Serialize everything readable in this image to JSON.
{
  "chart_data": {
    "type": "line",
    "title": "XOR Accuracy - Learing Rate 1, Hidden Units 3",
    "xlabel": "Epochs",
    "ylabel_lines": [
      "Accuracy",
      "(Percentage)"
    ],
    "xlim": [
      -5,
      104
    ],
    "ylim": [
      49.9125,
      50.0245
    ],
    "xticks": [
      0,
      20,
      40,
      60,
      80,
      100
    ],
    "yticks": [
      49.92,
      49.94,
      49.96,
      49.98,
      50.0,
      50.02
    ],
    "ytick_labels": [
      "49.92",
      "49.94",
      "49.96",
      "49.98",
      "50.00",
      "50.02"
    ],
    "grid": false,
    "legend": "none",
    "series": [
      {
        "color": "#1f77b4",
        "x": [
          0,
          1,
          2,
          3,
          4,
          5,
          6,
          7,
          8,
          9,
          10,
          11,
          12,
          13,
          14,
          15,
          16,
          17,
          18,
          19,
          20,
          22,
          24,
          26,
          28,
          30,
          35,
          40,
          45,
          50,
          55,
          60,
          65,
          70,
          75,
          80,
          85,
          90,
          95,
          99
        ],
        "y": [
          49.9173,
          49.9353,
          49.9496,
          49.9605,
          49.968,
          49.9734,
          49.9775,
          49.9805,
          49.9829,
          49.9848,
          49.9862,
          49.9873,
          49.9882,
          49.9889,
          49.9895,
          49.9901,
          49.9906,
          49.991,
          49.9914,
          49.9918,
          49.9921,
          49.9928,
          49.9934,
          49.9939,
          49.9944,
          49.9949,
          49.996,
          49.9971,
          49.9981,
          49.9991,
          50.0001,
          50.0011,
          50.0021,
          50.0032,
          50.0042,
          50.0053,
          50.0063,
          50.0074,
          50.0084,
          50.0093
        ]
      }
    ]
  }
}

+ + +

Your task is to return the full listing exactly as it was given.

* **OUTPUT FOR THIS TASK**
Serialize everything readable in this image to JSON.
{
  "chart_data": {
    "type": "line",
    "title": "XOR Accuracy - Learing Rate 1, Hidden Units 3",
    "xlabel": "Epochs",
    "ylabel_lines": [
      "Accuracy",
      "(Percentage)"
    ],
    "xlim": [
      -5,
      104
    ],
    "ylim": [
      49.9125,
      50.0245
    ],
    "xticks": [
      0,
      20,
      40,
      60,
      80,
      100
    ],
    "yticks": [
      49.92,
      49.94,
      49.96,
      49.98,
      50.0,
      50.02
    ],
    "ytick_labels": [
      "49.92",
      "49.94",
      "49.96",
      "49.98",
      "50.00",
      "50.02"
    ],
    "grid": false,
    "legend": "none",
    "series": [
      {
        "color": "#1f77b4",
        "x": [
          0,
          1,
          2,
          3,
          4,
          5,
          6,
          7,
          8,
          9,
          10,
          11,
          12,
          13,
          14,
          15,
          16,
          17,
          18,
          19,
          20,
          22,
          24,
          26,
          28,
          30,
          35,
          40,
          45,
          50,
          55,
          60,
          65,
          70,
          75,
          80,
          85,
          90,
          95,
          99
        ],
        "y": [
          49.9173,
          49.9353,
          49.9496,
          49.9605,
          49.968,
          49.9734,
          49.9775,
          49.9805,
          49.9829,
          49.9848,
          49.9862,
          49.9873,
          49.9882,
          49.9889,
          49.9895,
          49.9901,
          49.9906,
          49.991,
          49.9914,
          49.9918,
          49.9921,
          49.9928,
          49.9934,
          49.9939,
          49.9944,
          49.9949,
          49.996,
          49.9971,
          49.9981,
          49.9991,
          50.0001,
          50.0011,
          50.0021,
          50.0032,
          50.0042,
          50.0053,
          50.0063,
          50.0074,
          50.0084,
          50.0093
        ]
      }
    ]
  }
}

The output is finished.